* start *
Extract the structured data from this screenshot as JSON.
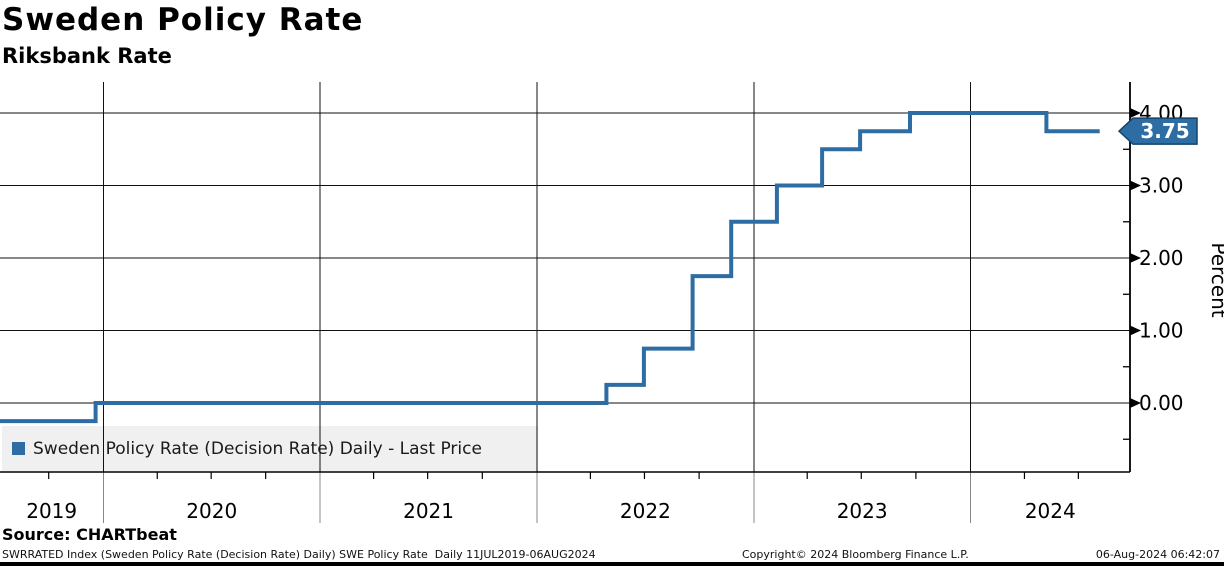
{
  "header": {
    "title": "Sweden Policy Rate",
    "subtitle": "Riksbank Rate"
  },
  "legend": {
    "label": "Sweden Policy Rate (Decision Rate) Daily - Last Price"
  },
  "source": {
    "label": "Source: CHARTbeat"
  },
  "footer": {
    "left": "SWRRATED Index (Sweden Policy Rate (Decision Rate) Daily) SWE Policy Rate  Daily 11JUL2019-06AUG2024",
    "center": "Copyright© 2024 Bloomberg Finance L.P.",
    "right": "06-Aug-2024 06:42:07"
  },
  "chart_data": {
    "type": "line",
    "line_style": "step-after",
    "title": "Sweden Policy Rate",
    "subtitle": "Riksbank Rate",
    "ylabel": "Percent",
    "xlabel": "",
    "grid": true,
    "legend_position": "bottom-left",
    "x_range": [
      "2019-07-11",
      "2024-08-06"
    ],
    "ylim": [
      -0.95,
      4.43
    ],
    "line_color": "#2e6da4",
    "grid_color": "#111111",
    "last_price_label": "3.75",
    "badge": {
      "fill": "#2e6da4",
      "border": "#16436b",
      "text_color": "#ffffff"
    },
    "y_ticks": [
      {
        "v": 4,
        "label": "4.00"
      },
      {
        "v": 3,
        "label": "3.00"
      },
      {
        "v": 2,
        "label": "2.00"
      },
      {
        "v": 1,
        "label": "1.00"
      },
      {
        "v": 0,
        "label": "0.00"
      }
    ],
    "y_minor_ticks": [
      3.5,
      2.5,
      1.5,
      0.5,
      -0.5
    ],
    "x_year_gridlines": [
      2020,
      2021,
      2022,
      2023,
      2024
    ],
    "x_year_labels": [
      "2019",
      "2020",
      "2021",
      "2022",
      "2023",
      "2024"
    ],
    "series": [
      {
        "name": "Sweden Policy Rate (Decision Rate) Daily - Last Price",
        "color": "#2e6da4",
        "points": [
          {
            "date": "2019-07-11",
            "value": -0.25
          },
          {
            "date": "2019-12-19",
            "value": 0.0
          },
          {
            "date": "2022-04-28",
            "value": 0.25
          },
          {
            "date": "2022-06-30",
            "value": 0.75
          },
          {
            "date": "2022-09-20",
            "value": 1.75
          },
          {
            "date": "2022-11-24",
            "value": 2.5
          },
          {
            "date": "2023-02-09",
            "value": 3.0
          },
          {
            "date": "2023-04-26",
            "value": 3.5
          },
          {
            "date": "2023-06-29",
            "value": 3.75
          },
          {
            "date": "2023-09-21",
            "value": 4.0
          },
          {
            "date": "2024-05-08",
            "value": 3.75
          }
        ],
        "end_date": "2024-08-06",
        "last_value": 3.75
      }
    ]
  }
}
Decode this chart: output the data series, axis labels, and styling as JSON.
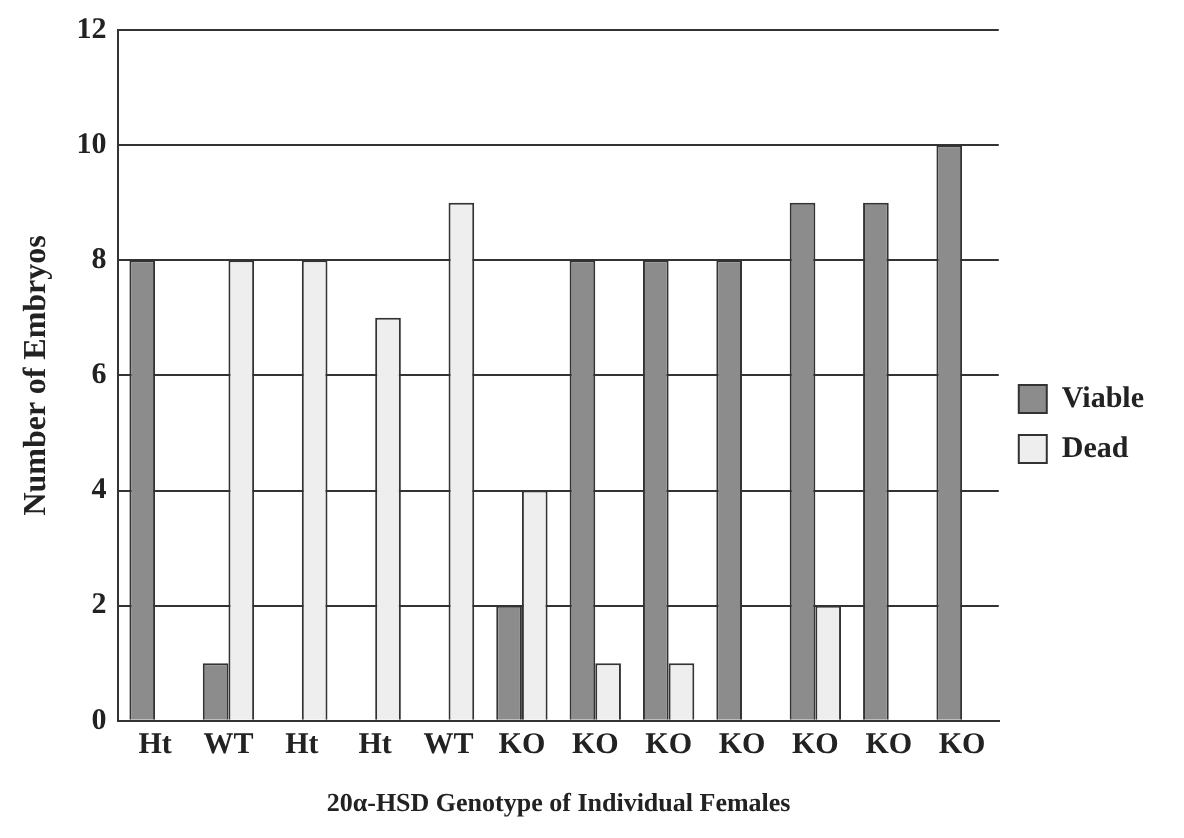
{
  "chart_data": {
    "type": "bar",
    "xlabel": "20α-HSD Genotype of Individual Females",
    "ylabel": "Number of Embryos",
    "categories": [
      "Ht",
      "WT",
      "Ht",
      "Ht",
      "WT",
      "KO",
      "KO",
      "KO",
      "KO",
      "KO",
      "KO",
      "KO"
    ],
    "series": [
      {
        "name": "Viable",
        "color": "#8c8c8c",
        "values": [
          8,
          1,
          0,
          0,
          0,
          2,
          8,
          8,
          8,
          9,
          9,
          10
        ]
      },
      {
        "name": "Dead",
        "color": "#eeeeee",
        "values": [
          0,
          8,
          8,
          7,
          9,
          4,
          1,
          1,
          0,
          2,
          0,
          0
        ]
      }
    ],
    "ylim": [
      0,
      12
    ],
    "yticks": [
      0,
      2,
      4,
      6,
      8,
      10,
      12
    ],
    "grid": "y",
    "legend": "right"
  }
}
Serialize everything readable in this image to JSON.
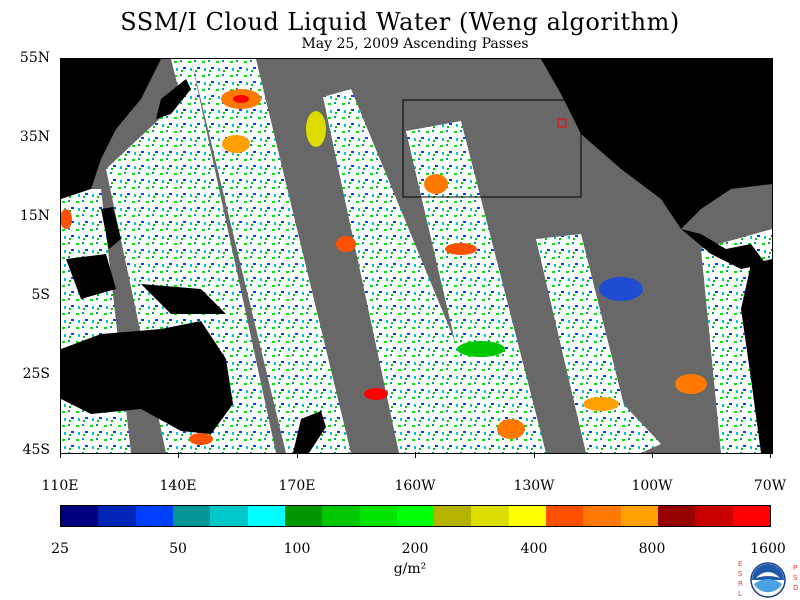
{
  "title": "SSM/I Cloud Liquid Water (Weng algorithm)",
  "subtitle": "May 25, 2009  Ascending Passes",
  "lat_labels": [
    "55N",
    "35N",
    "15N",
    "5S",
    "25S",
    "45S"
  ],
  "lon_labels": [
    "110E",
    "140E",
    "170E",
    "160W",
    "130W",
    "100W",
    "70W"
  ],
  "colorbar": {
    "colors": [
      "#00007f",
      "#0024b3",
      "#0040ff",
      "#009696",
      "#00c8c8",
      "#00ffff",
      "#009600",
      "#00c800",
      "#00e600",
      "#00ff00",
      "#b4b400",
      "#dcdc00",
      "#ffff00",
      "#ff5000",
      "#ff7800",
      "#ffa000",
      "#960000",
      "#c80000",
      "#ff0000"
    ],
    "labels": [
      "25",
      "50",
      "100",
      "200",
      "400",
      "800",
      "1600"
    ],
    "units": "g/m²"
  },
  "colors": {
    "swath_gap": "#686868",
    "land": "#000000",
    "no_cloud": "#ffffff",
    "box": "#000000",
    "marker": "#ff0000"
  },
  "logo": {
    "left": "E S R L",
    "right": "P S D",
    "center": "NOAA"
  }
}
* end *
= Given request =
From the entries above, copy every line where the word "Daily" shows up.

= Solution to the problem =
    "label": "Sweden Policy Rate (Decision Rate) Daily - Last Price"
    "left": "SWRRATED Index (Sweden Policy Rate (Decision Rate) Daily) SWE Policy Rate  Daily 11JUL2019-06AUG2024",
        "name": "Sweden Policy Rate (Decision Rate) Daily - Last Price",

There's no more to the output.